Note each line where "JSON" appears, and copy it.

⁂

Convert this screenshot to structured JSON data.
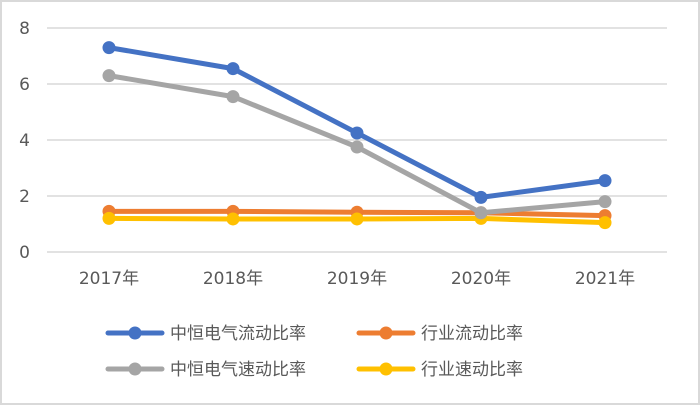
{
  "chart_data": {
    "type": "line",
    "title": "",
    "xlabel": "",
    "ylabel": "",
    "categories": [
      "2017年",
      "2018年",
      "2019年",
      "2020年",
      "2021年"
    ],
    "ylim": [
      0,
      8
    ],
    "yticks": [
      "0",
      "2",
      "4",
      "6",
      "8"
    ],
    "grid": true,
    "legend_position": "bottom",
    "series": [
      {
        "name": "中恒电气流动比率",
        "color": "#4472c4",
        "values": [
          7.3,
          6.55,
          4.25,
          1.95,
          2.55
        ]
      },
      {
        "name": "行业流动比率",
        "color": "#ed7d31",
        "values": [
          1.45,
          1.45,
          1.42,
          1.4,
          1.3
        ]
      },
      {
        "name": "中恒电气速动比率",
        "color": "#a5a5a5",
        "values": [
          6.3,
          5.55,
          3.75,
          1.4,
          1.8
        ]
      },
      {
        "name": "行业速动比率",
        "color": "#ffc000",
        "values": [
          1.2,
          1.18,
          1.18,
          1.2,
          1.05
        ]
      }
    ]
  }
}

⁂

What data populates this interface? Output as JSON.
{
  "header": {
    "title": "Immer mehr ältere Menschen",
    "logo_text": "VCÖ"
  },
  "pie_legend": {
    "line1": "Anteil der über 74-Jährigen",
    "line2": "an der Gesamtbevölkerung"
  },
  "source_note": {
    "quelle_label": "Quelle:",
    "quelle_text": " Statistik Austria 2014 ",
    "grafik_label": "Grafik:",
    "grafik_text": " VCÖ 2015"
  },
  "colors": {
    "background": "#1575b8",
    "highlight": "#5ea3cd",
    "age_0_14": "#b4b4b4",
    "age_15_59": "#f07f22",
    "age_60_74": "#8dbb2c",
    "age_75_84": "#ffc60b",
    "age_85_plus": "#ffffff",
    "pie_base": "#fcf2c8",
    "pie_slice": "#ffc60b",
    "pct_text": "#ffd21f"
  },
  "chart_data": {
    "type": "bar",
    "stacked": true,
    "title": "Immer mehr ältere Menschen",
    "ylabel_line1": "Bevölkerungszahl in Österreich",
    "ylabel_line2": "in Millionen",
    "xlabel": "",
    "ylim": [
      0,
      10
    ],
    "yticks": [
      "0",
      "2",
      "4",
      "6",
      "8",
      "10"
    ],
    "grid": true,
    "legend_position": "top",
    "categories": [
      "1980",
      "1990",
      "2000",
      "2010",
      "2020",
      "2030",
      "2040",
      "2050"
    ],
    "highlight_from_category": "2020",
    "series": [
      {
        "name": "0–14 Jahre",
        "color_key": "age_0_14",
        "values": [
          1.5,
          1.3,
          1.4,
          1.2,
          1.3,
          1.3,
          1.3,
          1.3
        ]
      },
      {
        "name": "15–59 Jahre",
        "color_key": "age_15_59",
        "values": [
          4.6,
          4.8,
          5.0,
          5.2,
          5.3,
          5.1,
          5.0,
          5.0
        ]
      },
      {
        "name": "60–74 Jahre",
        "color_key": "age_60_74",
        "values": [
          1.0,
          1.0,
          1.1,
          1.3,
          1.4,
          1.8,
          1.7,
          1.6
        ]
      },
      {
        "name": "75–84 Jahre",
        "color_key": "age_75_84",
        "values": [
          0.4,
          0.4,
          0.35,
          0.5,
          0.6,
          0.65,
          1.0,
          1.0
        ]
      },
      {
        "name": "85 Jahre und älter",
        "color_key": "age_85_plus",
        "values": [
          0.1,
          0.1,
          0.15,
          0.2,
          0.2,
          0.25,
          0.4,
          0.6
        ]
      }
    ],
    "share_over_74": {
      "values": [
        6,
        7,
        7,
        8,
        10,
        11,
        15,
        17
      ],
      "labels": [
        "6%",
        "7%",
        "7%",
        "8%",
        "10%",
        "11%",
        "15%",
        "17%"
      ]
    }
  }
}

⁂

- [TASK OUTPUT]
Convert this screenshot to structured JSON data.
What data populates this interface? Output as JSON.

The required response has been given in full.